(Figure collection entries)
******

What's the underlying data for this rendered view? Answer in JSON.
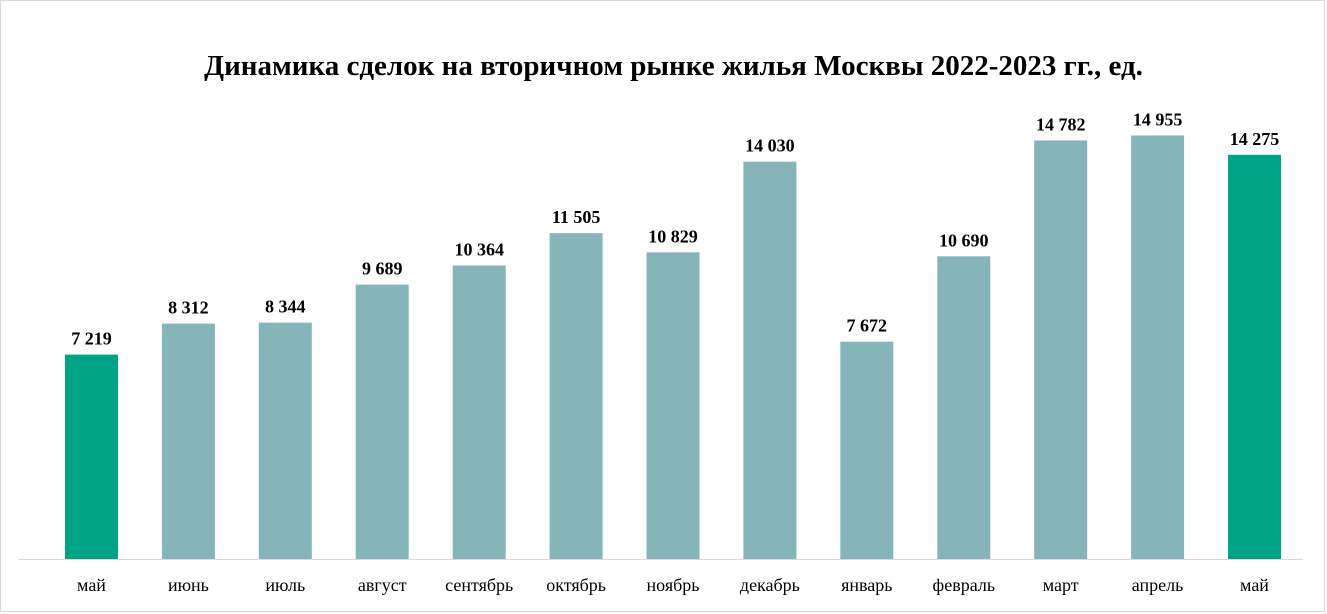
{
  "chart_data": {
    "type": "bar",
    "title": "Динамика сделок на вторичном рынке жилья Москвы 2022-2023 гг., ед.",
    "categories": [
      "май",
      "июнь",
      "июль",
      "август",
      "сентябрь",
      "октябрь",
      "ноябрь",
      "декабрь",
      "январь",
      "февраль",
      "март",
      "апрель",
      "май"
    ],
    "values": [
      7219,
      8312,
      8344,
      9689,
      10364,
      11505,
      10829,
      14030,
      7672,
      10690,
      14782,
      14955,
      14275
    ],
    "value_labels": [
      "7 219",
      "8 312",
      "8 344",
      "9 689",
      "10 364",
      "11 505",
      "10 829",
      "14 030",
      "7 672",
      "10 690",
      "14 782",
      "14 955",
      "14 275"
    ],
    "highlighted": [
      0,
      12
    ],
    "ylim": [
      0,
      16000
    ],
    "grid": false,
    "colors": {
      "bar": "#85b4b9",
      "highlight": "#00a386",
      "axis": "#d9d9d9"
    }
  }
}
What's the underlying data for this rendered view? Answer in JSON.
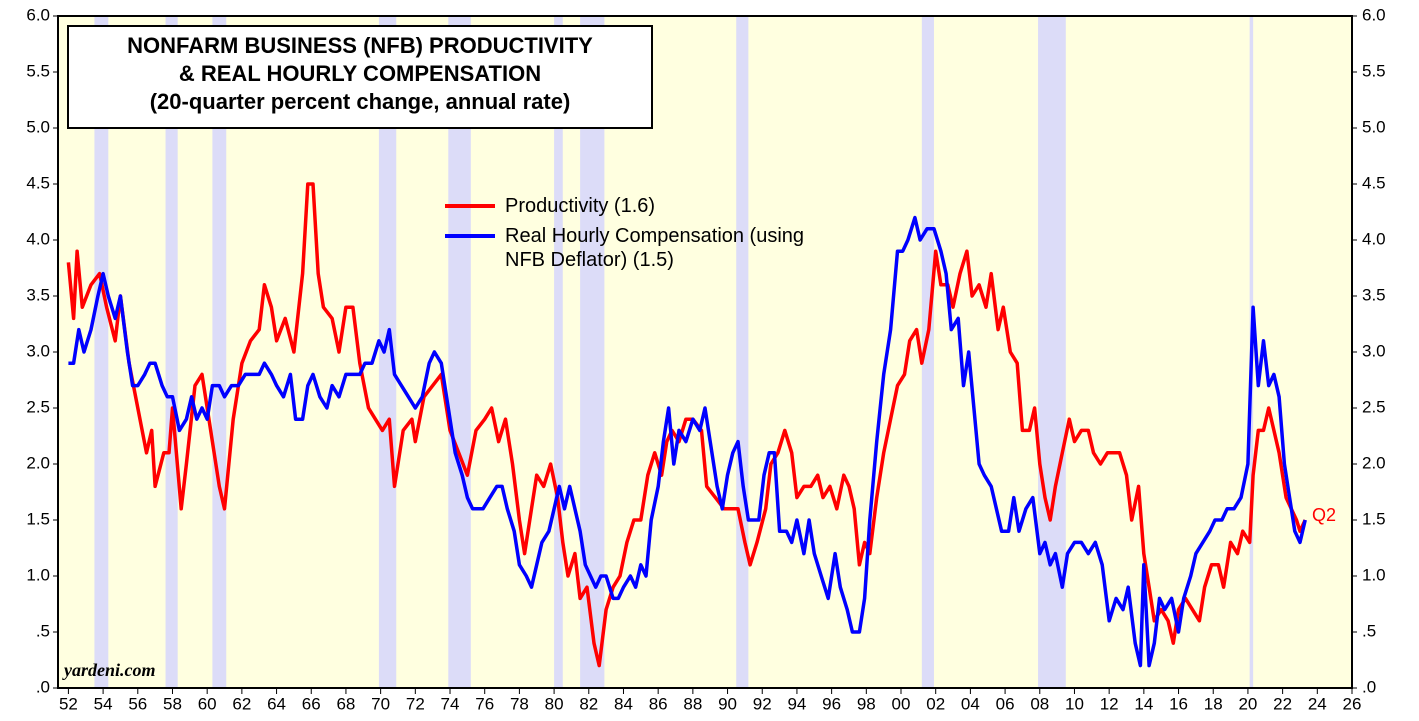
{
  "chart_data": {
    "type": "line",
    "title": [
      "NONFARM BUSINESS (NFB) PRODUCTIVITY",
      "& REAL HOURLY COMPENSATION",
      "(20-quarter percent change, annual rate)"
    ],
    "annotations": {
      "source": "yardeni.com",
      "last": "Q2"
    },
    "xlim": [
      1951.4,
      2026
    ],
    "ylim": [
      0,
      6
    ],
    "yticks": [
      {
        "value": 0,
        "label": ".0"
      },
      {
        "value": 0.5,
        "label": ".5"
      },
      {
        "value": 1,
        "label": "1.0"
      },
      {
        "value": 1.5,
        "label": "1.5"
      },
      {
        "value": 2,
        "label": "2.0"
      },
      {
        "value": 2.5,
        "label": "2.5"
      },
      {
        "value": 3,
        "label": "3.0"
      },
      {
        "value": 3.5,
        "label": "3.5"
      },
      {
        "value": 4,
        "label": "4.0"
      },
      {
        "value": 4.5,
        "label": "4.5"
      },
      {
        "value": 5,
        "label": "5.0"
      },
      {
        "value": 5.5,
        "label": "5.5"
      },
      {
        "value": 6,
        "label": "6.0"
      }
    ],
    "xticks": [
      {
        "value": 1952,
        "label": "52"
      },
      {
        "value": 1954,
        "label": "54"
      },
      {
        "value": 1956,
        "label": "56"
      },
      {
        "value": 1958,
        "label": "58"
      },
      {
        "value": 1960,
        "label": "60"
      },
      {
        "value": 1962,
        "label": "62"
      },
      {
        "value": 1964,
        "label": "64"
      },
      {
        "value": 1966,
        "label": "66"
      },
      {
        "value": 1968,
        "label": "68"
      },
      {
        "value": 1970,
        "label": "70"
      },
      {
        "value": 1972,
        "label": "72"
      },
      {
        "value": 1974,
        "label": "74"
      },
      {
        "value": 1976,
        "label": "76"
      },
      {
        "value": 1978,
        "label": "78"
      },
      {
        "value": 1980,
        "label": "80"
      },
      {
        "value": 1982,
        "label": "82"
      },
      {
        "value": 1984,
        "label": "84"
      },
      {
        "value": 1986,
        "label": "86"
      },
      {
        "value": 1988,
        "label": "88"
      },
      {
        "value": 1990,
        "label": "90"
      },
      {
        "value": 1992,
        "label": "92"
      },
      {
        "value": 1994,
        "label": "94"
      },
      {
        "value": 1996,
        "label": "96"
      },
      {
        "value": 1998,
        "label": "98"
      },
      {
        "value": 2000,
        "label": "00"
      },
      {
        "value": 2002,
        "label": "02"
      },
      {
        "value": 2004,
        "label": "04"
      },
      {
        "value": 2006,
        "label": "06"
      },
      {
        "value": 2008,
        "label": "08"
      },
      {
        "value": 2010,
        "label": "10"
      },
      {
        "value": 2012,
        "label": "12"
      },
      {
        "value": 2014,
        "label": "14"
      },
      {
        "value": 2016,
        "label": "16"
      },
      {
        "value": 2018,
        "label": "18"
      },
      {
        "value": 2020,
        "label": "20"
      },
      {
        "value": 2022,
        "label": "22"
      },
      {
        "value": 2024,
        "label": "24"
      },
      {
        "value": 2026,
        "label": "26"
      }
    ],
    "background": "#ffffe0",
    "recession_color": "#dcdcf8",
    "recessions": [
      [
        1953.5,
        1954.3
      ],
      [
        1957.6,
        1958.3
      ],
      [
        1960.3,
        1961.1
      ],
      [
        1969.9,
        1970.9
      ],
      [
        1973.9,
        1975.2
      ],
      [
        1980.0,
        1980.5
      ],
      [
        1981.5,
        1982.9
      ],
      [
        1990.5,
        1991.2
      ],
      [
        2001.2,
        2001.9
      ],
      [
        2007.9,
        2009.5
      ],
      [
        2020.1,
        2020.3
      ]
    ],
    "series": [
      {
        "name": "Productivity (1.6)",
        "color": "#ff0000",
        "x": [
          1952.0,
          1952.3,
          1952.5,
          1952.8,
          1953.3,
          1953.8,
          1954.2,
          1954.7,
          1955.0,
          1955.5,
          1956.0,
          1956.5,
          1956.8,
          1957.0,
          1957.5,
          1957.8,
          1958.0,
          1958.5,
          1958.8,
          1959.3,
          1959.7,
          1960.0,
          1960.3,
          1960.7,
          1961.0,
          1961.5,
          1962.0,
          1962.5,
          1963.0,
          1963.3,
          1963.7,
          1964.0,
          1964.5,
          1965.0,
          1965.5,
          1965.8,
          1966.1,
          1966.4,
          1966.7,
          1967.2,
          1967.6,
          1968.0,
          1968.4,
          1968.8,
          1969.3,
          1969.7,
          1970.1,
          1970.5,
          1970.8,
          1971.3,
          1971.8,
          1972.0,
          1972.5,
          1973.0,
          1973.5,
          1974.0,
          1974.5,
          1975.0,
          1975.5,
          1976.0,
          1976.4,
          1976.8,
          1977.2,
          1977.6,
          1978.0,
          1978.3,
          1978.7,
          1979.0,
          1979.4,
          1979.8,
          1980.2,
          1980.5,
          1980.8,
          1981.2,
          1981.5,
          1981.9,
          1982.3,
          1982.6,
          1983.0,
          1983.4,
          1983.8,
          1984.2,
          1984.6,
          1985.0,
          1985.4,
          1985.8,
          1986.2,
          1986.5,
          1986.8,
          1987.2,
          1987.6,
          1988.0,
          1988.5,
          1988.8,
          1989.3,
          1989.8,
          1990.2,
          1990.6,
          1991.0,
          1991.3,
          1991.7,
          1992.2,
          1992.5,
          1992.9,
          1993.3,
          1993.7,
          1994.0,
          1994.4,
          1994.8,
          1995.2,
          1995.5,
          1995.9,
          1996.3,
          1996.7,
          1997.0,
          1997.3,
          1997.6,
          1997.9,
          1998.2,
          1998.6,
          1999.0,
          1999.4,
          1999.8,
          2000.2,
          2000.5,
          2000.9,
          2001.2,
          2001.6,
          2002.0,
          2002.3,
          2002.7,
          2003.0,
          2003.4,
          2003.8,
          2004.1,
          2004.5,
          2004.9,
          2005.2,
          2005.6,
          2005.9,
          2006.3,
          2006.7,
          2007.0,
          2007.4,
          2007.7,
          2008.0,
          2008.3,
          2008.6,
          2008.9,
          2009.3,
          2009.7,
          2010.0,
          2010.4,
          2010.8,
          2011.1,
          2011.5,
          2011.9,
          2012.3,
          2012.6,
          2013.0,
          2013.3,
          2013.7,
          2014.0,
          2014.3,
          2014.6,
          2015.0,
          2015.4,
          2015.7,
          2016.0,
          2016.4,
          2016.8,
          2017.2,
          2017.5,
          2017.9,
          2018.3,
          2018.6,
          2019.0,
          2019.4,
          2019.7,
          2020.1,
          2020.3,
          2020.6,
          2020.9,
          2021.2,
          2021.5,
          2021.8,
          2022.2,
          2022.5,
          2022.8,
          2023.0,
          2023.3
        ],
        "values": [
          3.8,
          3.3,
          3.9,
          3.4,
          3.6,
          3.7,
          3.4,
          3.1,
          3.5,
          2.9,
          2.5,
          2.1,
          2.3,
          1.8,
          2.1,
          2.1,
          2.5,
          1.6,
          2.0,
          2.7,
          2.8,
          2.5,
          2.2,
          1.8,
          1.6,
          2.4,
          2.9,
          3.1,
          3.2,
          3.6,
          3.4,
          3.1,
          3.3,
          3.0,
          3.7,
          4.5,
          4.5,
          3.7,
          3.4,
          3.3,
          3.0,
          3.4,
          3.4,
          2.9,
          2.5,
          2.4,
          2.3,
          2.4,
          1.8,
          2.3,
          2.4,
          2.2,
          2.6,
          2.7,
          2.8,
          2.3,
          2.1,
          1.9,
          2.3,
          2.4,
          2.5,
          2.2,
          2.4,
          2.0,
          1.5,
          1.2,
          1.6,
          1.9,
          1.8,
          2.0,
          1.7,
          1.3,
          1.0,
          1.2,
          0.8,
          0.9,
          0.4,
          0.2,
          0.7,
          0.9,
          1.0,
          1.3,
          1.5,
          1.5,
          1.9,
          2.1,
          1.9,
          2.2,
          2.3,
          2.2,
          2.4,
          2.4,
          2.3,
          1.8,
          1.7,
          1.6,
          1.6,
          1.6,
          1.3,
          1.1,
          1.3,
          1.6,
          2.0,
          2.1,
          2.3,
          2.1,
          1.7,
          1.8,
          1.8,
          1.9,
          1.7,
          1.8,
          1.6,
          1.9,
          1.8,
          1.6,
          1.1,
          1.3,
          1.2,
          1.7,
          2.1,
          2.4,
          2.7,
          2.8,
          3.1,
          3.2,
          2.9,
          3.2,
          3.9,
          3.6,
          3.6,
          3.4,
          3.7,
          3.9,
          3.5,
          3.6,
          3.4,
          3.7,
          3.2,
          3.4,
          3.0,
          2.9,
          2.3,
          2.3,
          2.5,
          2.0,
          1.7,
          1.5,
          1.8,
          2.1,
          2.4,
          2.2,
          2.3,
          2.3,
          2.1,
          2.0,
          2.1,
          2.1,
          2.1,
          1.9,
          1.5,
          1.8,
          1.2,
          0.9,
          0.6,
          0.7,
          0.6,
          0.4,
          0.7,
          0.8,
          0.7,
          0.6,
          0.9,
          1.1,
          1.1,
          0.9,
          1.3,
          1.2,
          1.4,
          1.3,
          1.9,
          2.3,
          2.3,
          2.5,
          2.3,
          2.1,
          1.7,
          1.6,
          1.5,
          1.4,
          1.5
        ]
      },
      {
        "name": "Real Hourly Compensation (using NFB Deflator) (1.5)",
        "color": "#0000ff",
        "x": [
          1952.0,
          1952.3,
          1952.6,
          1952.9,
          1953.3,
          1953.7,
          1954.0,
          1954.3,
          1954.7,
          1955.0,
          1955.4,
          1955.7,
          1956.0,
          1956.4,
          1956.7,
          1957.0,
          1957.4,
          1957.7,
          1958.0,
          1958.4,
          1958.8,
          1959.1,
          1959.4,
          1959.7,
          1960.0,
          1960.3,
          1960.7,
          1961.0,
          1961.4,
          1961.8,
          1962.2,
          1962.6,
          1963.0,
          1963.3,
          1963.7,
          1964.0,
          1964.4,
          1964.8,
          1965.1,
          1965.5,
          1965.8,
          1966.1,
          1966.5,
          1966.9,
          1967.2,
          1967.6,
          1968.0,
          1968.4,
          1968.8,
          1969.1,
          1969.5,
          1969.9,
          1970.2,
          1970.5,
          1970.8,
          1971.2,
          1971.6,
          1972.0,
          1972.4,
          1972.8,
          1973.1,
          1973.5,
          1973.9,
          1974.3,
          1974.7,
          1975.0,
          1975.3,
          1975.6,
          1975.9,
          1976.3,
          1976.7,
          1977.0,
          1977.3,
          1977.7,
          1978.0,
          1978.4,
          1978.7,
          1979.0,
          1979.3,
          1979.7,
          1980.0,
          1980.3,
          1980.6,
          1980.9,
          1981.2,
          1981.5,
          1981.8,
          1982.1,
          1982.4,
          1982.7,
          1983.0,
          1983.4,
          1983.7,
          1984.0,
          1984.4,
          1984.7,
          1985.0,
          1985.3,
          1985.6,
          1986.0,
          1986.3,
          1986.6,
          1986.9,
          1987.2,
          1987.6,
          1988.0,
          1988.4,
          1988.7,
          1989.0,
          1989.4,
          1989.7,
          1990.0,
          1990.3,
          1990.6,
          1990.9,
          1991.2,
          1991.5,
          1991.8,
          1992.1,
          1992.4,
          1992.7,
          1993.0,
          1993.4,
          1993.7,
          1994.0,
          1994.4,
          1994.7,
          1995.0,
          1995.4,
          1995.8,
          1996.2,
          1996.5,
          1996.9,
          1997.2,
          1997.6,
          1997.9,
          1998.2,
          1998.6,
          1999.0,
          1999.4,
          1999.8,
          2000.1,
          2000.4,
          2000.8,
          2001.1,
          2001.5,
          2001.9,
          2002.3,
          2002.6,
          2002.9,
          2003.3,
          2003.6,
          2003.9,
          2004.2,
          2004.5,
          2004.8,
          2005.2,
          2005.5,
          2005.8,
          2006.2,
          2006.5,
          2006.8,
          2007.2,
          2007.6,
          2008.0,
          2008.3,
          2008.6,
          2008.9,
          2009.3,
          2009.6,
          2010.0,
          2010.4,
          2010.8,
          2011.2,
          2011.6,
          2012.0,
          2012.4,
          2012.8,
          2013.1,
          2013.5,
          2013.8,
          2014.0,
          2014.3,
          2014.6,
          2014.9,
          2015.2,
          2015.6,
          2016.0,
          2016.3,
          2016.7,
          2017.0,
          2017.4,
          2017.8,
          2018.1,
          2018.5,
          2018.8,
          2019.2,
          2019.6,
          2020.0,
          2020.3,
          2020.6,
          2020.9,
          2021.2,
          2021.5,
          2021.8,
          2022.1,
          2022.4,
          2022.7,
          2023.0,
          2023.3
        ],
        "values": [
          2.9,
          2.9,
          3.2,
          3.0,
          3.2,
          3.5,
          3.7,
          3.5,
          3.3,
          3.5,
          3.0,
          2.7,
          2.7,
          2.8,
          2.9,
          2.9,
          2.7,
          2.6,
          2.6,
          2.3,
          2.4,
          2.6,
          2.4,
          2.5,
          2.4,
          2.7,
          2.7,
          2.6,
          2.7,
          2.7,
          2.8,
          2.8,
          2.8,
          2.9,
          2.8,
          2.7,
          2.6,
          2.8,
          2.4,
          2.4,
          2.7,
          2.8,
          2.6,
          2.5,
          2.7,
          2.6,
          2.8,
          2.8,
          2.8,
          2.9,
          2.9,
          3.1,
          3.0,
          3.2,
          2.8,
          2.7,
          2.6,
          2.5,
          2.6,
          2.9,
          3.0,
          2.9,
          2.5,
          2.1,
          1.9,
          1.7,
          1.6,
          1.6,
          1.6,
          1.7,
          1.8,
          1.8,
          1.6,
          1.4,
          1.1,
          1.0,
          0.9,
          1.1,
          1.3,
          1.4,
          1.6,
          1.8,
          1.6,
          1.8,
          1.6,
          1.4,
          1.1,
          1.0,
          0.9,
          1.0,
          1.0,
          0.8,
          0.8,
          0.9,
          1.0,
          0.9,
          1.1,
          1.0,
          1.5,
          1.8,
          2.2,
          2.5,
          2.0,
          2.3,
          2.2,
          2.4,
          2.3,
          2.5,
          2.2,
          1.8,
          1.6,
          1.9,
          2.1,
          2.2,
          1.8,
          1.5,
          1.5,
          1.5,
          1.9,
          2.1,
          2.1,
          1.4,
          1.4,
          1.3,
          1.5,
          1.2,
          1.5,
          1.2,
          1.0,
          0.8,
          1.2,
          0.9,
          0.7,
          0.5,
          0.5,
          0.8,
          1.5,
          2.2,
          2.8,
          3.2,
          3.9,
          3.9,
          4.0,
          4.2,
          4.0,
          4.1,
          4.1,
          3.9,
          3.7,
          3.2,
          3.3,
          2.7,
          3.0,
          2.5,
          2.0,
          1.9,
          1.8,
          1.6,
          1.4,
          1.4,
          1.7,
          1.4,
          1.6,
          1.7,
          1.2,
          1.3,
          1.1,
          1.2,
          0.9,
          1.2,
          1.3,
          1.3,
          1.2,
          1.3,
          1.1,
          0.6,
          0.8,
          0.7,
          0.9,
          0.4,
          0.2,
          1.1,
          0.2,
          0.4,
          0.8,
          0.7,
          0.8,
          0.5,
          0.8,
          1.0,
          1.2,
          1.3,
          1.4,
          1.5,
          1.5,
          1.6,
          1.6,
          1.7,
          2.0,
          3.4,
          2.7,
          3.1,
          2.7,
          2.8,
          2.6,
          2.0,
          1.7,
          1.4,
          1.3,
          1.5
        ]
      }
    ]
  }
}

******

Exercise task
Copy out every line in the entries above that holds "name".

Exercise solution
        "name": "Productivity (1.6)",
        "name": "Real Hourly Compensation (using NFB Deflator) (1.5)",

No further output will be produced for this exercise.